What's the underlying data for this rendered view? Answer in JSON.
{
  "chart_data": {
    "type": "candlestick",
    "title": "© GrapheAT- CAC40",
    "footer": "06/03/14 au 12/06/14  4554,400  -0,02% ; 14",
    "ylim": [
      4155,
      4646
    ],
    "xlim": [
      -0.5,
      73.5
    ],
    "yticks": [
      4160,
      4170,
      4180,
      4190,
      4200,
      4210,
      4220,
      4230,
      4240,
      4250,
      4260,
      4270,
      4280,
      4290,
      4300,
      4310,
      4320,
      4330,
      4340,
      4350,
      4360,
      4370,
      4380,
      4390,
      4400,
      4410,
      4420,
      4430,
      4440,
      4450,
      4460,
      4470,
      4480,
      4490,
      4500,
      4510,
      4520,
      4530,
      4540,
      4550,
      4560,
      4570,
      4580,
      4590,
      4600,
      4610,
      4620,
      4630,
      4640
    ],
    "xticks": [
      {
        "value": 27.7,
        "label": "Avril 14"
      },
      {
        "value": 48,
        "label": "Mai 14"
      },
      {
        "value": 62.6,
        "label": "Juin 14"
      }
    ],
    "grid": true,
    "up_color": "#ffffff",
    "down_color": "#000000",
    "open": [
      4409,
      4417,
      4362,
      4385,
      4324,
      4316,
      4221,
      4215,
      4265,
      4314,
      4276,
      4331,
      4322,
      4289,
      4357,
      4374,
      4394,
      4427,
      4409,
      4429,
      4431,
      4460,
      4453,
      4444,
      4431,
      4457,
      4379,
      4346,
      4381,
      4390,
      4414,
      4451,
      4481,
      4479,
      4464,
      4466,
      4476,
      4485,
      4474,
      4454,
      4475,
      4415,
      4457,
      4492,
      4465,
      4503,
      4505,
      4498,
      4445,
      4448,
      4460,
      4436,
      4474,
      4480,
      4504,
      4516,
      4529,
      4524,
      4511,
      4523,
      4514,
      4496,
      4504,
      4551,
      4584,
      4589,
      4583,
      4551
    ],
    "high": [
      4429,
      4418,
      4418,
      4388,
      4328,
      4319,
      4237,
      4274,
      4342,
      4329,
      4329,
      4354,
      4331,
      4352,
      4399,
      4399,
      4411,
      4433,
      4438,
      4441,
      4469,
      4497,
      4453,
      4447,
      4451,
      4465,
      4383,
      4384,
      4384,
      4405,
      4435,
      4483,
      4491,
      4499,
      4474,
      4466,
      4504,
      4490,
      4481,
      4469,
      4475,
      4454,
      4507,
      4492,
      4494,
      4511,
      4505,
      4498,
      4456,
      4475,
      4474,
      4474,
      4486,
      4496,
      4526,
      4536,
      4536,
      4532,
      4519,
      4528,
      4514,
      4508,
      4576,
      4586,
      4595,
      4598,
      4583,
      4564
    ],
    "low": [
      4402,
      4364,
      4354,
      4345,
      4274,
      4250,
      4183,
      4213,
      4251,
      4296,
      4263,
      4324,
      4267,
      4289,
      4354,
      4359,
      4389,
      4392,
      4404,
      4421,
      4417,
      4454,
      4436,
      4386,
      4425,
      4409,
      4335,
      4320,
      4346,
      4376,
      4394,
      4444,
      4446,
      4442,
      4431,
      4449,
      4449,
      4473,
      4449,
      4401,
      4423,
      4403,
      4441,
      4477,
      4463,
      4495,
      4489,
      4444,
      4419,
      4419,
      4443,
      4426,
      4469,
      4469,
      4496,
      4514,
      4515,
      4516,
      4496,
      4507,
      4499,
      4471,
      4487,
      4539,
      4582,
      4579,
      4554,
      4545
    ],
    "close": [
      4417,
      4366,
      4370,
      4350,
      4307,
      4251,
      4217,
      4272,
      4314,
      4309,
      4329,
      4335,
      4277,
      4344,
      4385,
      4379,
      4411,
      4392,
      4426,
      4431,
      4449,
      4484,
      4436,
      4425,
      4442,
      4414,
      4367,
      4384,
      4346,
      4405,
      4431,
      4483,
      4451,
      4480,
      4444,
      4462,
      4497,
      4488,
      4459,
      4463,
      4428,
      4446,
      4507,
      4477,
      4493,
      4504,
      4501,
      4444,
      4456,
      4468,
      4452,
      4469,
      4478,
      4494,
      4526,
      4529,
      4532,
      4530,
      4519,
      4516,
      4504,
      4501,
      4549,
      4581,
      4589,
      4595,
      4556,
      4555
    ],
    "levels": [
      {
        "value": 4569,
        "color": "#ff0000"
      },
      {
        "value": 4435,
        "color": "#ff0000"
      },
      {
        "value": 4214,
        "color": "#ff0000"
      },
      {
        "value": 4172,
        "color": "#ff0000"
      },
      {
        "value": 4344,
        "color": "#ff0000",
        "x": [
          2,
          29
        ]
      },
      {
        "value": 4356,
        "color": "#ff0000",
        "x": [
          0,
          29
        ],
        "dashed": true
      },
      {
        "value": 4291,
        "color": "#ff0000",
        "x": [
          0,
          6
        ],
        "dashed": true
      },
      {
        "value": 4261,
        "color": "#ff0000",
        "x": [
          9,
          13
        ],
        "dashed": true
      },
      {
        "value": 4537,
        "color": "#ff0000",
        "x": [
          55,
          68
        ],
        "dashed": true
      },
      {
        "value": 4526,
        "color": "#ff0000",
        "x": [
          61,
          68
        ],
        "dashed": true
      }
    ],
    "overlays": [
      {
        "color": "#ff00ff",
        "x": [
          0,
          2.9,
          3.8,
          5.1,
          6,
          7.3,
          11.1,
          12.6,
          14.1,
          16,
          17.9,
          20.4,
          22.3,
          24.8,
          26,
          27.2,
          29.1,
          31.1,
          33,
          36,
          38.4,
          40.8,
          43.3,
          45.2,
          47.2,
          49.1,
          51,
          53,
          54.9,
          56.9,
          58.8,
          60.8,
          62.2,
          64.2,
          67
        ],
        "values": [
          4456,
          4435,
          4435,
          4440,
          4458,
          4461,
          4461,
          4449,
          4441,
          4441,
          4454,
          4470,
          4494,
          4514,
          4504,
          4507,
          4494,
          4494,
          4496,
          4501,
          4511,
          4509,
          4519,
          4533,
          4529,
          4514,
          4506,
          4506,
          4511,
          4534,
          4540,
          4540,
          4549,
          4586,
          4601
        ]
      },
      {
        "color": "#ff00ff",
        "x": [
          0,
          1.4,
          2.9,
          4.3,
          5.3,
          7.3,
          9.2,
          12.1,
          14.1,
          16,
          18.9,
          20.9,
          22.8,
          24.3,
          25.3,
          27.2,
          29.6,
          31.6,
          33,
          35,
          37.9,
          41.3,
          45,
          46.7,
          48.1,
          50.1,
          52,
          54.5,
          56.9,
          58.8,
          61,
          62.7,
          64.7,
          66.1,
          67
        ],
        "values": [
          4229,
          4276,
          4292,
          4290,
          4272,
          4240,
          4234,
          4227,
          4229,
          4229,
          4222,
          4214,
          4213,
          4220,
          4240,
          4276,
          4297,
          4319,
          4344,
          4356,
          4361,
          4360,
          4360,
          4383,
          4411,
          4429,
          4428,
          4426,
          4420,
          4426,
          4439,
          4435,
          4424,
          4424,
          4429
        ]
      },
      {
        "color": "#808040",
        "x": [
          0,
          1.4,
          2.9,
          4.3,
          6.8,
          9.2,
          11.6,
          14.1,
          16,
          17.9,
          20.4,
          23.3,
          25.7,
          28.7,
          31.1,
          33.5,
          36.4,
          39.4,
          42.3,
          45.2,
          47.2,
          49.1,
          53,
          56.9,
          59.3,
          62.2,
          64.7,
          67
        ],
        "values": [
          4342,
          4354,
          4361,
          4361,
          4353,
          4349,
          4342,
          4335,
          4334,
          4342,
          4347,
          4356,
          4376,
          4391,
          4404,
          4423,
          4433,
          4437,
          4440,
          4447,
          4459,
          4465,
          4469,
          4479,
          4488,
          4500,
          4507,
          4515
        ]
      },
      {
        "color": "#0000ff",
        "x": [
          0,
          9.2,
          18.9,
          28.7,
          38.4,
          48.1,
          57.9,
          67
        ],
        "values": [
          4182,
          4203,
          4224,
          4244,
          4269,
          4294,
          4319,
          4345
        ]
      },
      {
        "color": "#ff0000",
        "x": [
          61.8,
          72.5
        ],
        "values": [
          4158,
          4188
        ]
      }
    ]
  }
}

# What is required
Tally up the lines of the listing containing the word "label". Give only the total.

# Correct answer
3